(begin)
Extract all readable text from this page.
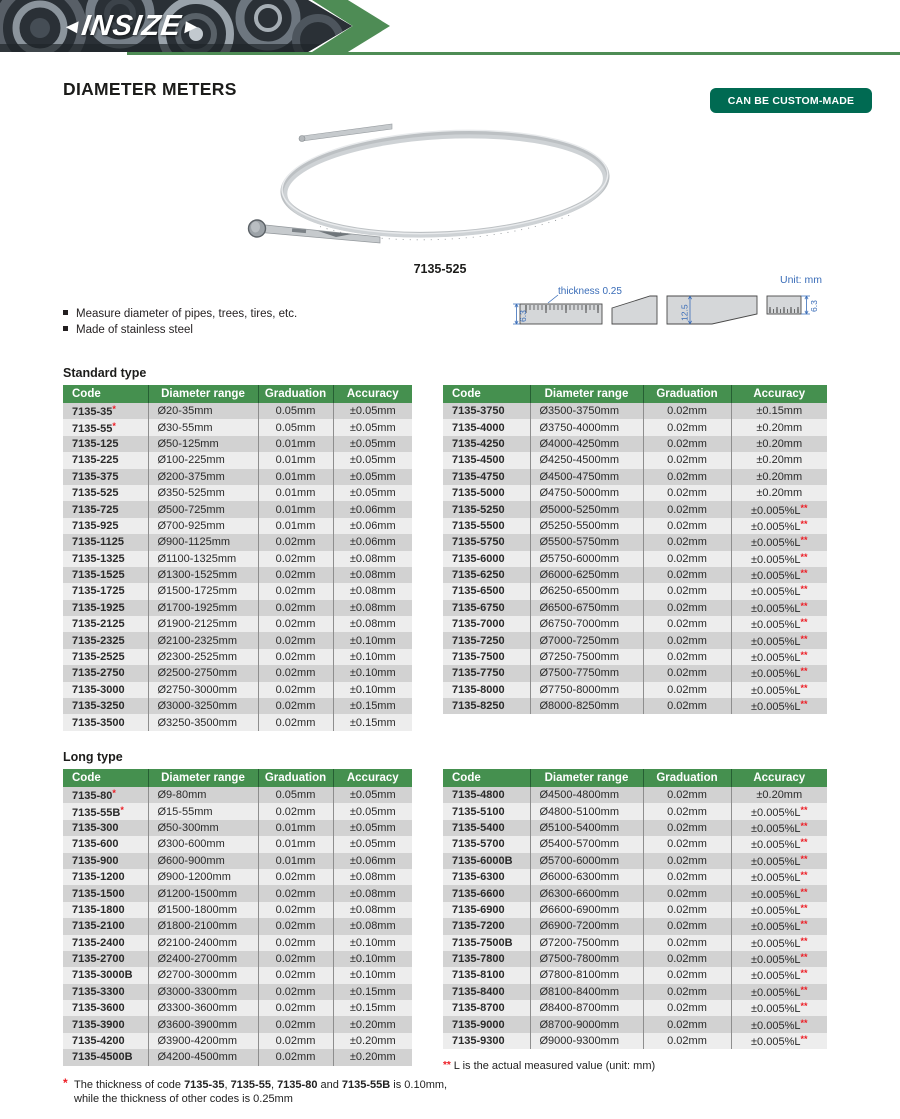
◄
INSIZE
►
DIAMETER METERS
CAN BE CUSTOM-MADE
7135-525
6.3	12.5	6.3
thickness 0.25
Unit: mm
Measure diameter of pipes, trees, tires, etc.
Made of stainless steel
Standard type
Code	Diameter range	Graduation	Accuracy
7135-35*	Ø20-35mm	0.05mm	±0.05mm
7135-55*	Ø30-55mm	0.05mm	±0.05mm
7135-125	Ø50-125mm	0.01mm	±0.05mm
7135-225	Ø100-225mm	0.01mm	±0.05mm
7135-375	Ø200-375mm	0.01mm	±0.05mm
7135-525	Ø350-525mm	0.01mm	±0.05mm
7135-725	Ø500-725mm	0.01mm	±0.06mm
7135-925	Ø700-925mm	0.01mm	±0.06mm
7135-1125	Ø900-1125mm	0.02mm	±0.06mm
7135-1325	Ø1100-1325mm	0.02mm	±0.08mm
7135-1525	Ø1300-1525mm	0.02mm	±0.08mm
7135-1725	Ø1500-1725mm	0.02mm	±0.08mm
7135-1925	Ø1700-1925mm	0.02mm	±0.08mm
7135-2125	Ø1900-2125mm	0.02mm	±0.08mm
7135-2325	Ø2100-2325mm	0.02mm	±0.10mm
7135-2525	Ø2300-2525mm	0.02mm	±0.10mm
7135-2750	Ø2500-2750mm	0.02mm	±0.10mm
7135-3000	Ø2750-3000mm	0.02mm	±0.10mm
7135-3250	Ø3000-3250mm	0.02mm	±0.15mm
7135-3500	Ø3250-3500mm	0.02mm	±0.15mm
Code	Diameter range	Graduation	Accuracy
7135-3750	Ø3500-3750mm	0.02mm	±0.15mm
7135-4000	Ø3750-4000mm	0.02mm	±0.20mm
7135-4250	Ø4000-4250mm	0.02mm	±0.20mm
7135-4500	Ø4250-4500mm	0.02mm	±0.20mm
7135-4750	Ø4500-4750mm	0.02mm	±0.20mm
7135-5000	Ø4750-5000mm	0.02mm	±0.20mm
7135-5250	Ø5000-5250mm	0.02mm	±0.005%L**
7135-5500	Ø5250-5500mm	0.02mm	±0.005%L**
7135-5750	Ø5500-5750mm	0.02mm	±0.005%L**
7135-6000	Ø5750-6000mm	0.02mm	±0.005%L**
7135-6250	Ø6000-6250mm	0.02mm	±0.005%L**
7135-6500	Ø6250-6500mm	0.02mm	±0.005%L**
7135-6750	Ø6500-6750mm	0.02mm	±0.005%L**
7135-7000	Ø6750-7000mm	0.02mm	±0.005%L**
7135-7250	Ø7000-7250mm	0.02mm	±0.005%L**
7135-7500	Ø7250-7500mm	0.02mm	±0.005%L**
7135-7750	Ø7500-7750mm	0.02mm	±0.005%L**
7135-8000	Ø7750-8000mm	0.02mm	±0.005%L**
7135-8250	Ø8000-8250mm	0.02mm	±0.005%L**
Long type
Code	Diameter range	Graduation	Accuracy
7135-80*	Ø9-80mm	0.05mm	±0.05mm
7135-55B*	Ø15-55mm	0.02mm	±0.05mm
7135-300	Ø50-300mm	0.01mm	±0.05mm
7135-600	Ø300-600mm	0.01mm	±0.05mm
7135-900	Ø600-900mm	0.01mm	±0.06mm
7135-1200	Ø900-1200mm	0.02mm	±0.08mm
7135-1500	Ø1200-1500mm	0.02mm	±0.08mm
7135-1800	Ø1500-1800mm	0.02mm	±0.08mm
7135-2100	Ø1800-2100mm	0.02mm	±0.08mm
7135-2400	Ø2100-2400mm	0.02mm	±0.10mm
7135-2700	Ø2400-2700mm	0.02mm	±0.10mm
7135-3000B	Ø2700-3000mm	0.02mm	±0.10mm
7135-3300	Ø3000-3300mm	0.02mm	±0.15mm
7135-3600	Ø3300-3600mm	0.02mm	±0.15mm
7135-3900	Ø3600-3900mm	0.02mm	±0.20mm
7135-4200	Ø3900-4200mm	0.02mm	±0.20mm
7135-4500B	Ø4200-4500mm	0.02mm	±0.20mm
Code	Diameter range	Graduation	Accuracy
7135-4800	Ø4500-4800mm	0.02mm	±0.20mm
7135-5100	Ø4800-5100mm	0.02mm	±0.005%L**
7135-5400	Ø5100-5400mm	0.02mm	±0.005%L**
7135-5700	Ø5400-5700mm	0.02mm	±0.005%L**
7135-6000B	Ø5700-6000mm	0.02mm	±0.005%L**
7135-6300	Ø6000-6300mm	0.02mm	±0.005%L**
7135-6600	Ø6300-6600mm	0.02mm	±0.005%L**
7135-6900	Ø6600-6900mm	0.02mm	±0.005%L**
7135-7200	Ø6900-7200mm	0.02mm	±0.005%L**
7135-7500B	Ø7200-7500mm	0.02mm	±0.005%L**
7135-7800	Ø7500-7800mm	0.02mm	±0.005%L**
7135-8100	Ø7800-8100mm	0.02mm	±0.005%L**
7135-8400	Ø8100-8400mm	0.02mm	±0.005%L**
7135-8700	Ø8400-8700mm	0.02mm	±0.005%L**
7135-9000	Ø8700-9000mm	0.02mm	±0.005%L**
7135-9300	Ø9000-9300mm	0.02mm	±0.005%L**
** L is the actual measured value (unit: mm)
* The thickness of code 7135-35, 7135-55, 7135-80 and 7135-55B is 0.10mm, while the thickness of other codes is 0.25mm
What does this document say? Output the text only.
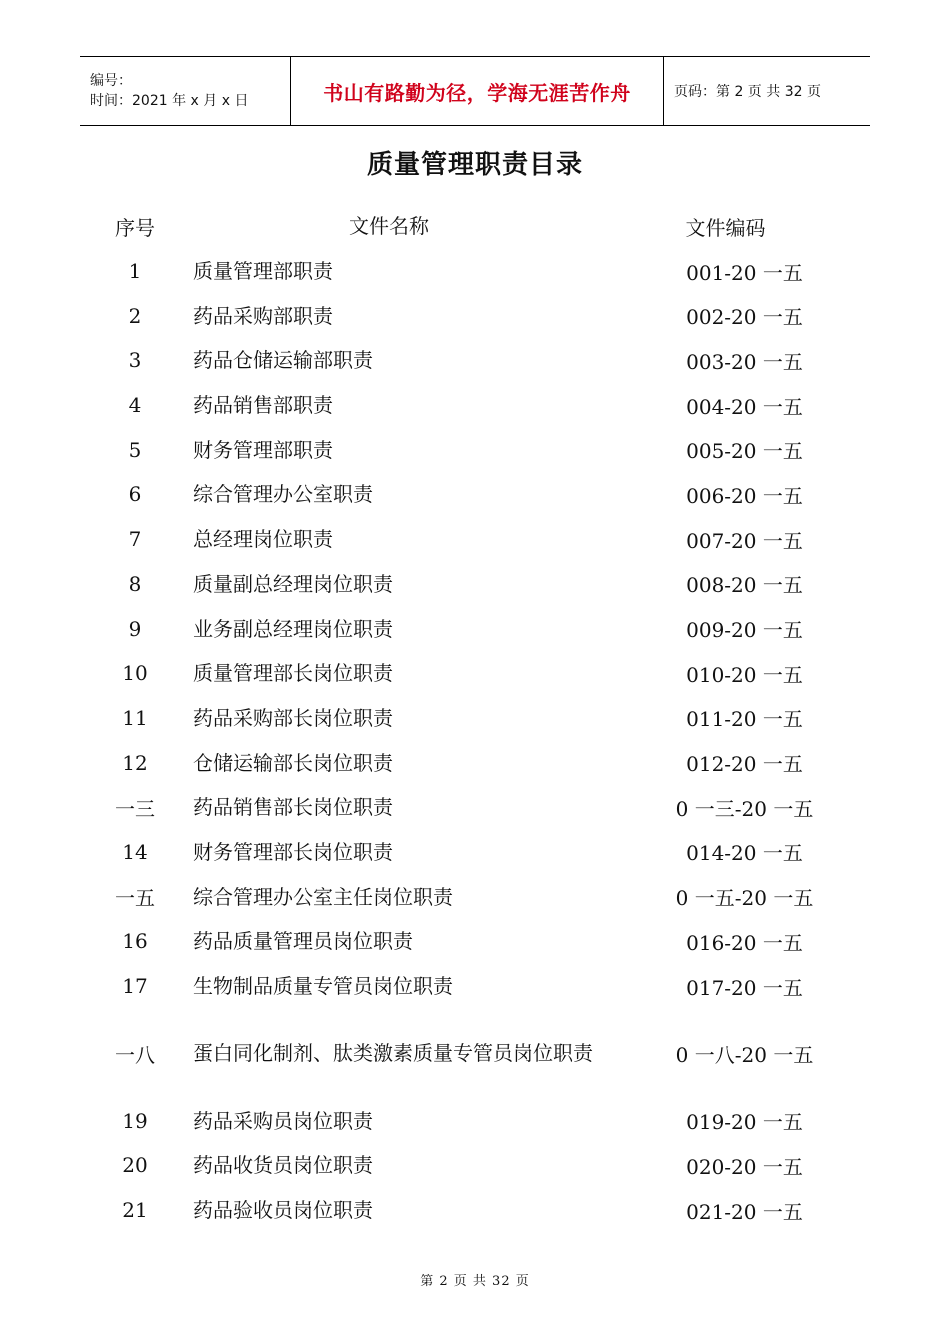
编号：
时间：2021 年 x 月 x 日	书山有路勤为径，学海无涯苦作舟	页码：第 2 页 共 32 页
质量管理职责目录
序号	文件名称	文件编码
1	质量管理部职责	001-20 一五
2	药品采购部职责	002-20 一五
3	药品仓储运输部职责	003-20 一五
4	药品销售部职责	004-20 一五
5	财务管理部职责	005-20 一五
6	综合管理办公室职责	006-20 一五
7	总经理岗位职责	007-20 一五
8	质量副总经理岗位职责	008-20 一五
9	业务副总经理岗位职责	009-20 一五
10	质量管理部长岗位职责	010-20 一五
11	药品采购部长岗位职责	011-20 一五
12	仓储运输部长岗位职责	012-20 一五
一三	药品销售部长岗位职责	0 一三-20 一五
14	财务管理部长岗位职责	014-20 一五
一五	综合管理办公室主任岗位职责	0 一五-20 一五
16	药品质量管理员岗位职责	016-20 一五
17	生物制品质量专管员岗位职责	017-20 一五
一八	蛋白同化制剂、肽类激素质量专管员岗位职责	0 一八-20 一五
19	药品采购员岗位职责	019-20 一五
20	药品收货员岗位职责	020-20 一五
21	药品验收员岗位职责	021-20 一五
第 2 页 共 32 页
(end)
Challenge.
From the entries above, select each line containing the string "text".

Exercise result.
Extract all readable text from this page.
What does this document say? Output the text only.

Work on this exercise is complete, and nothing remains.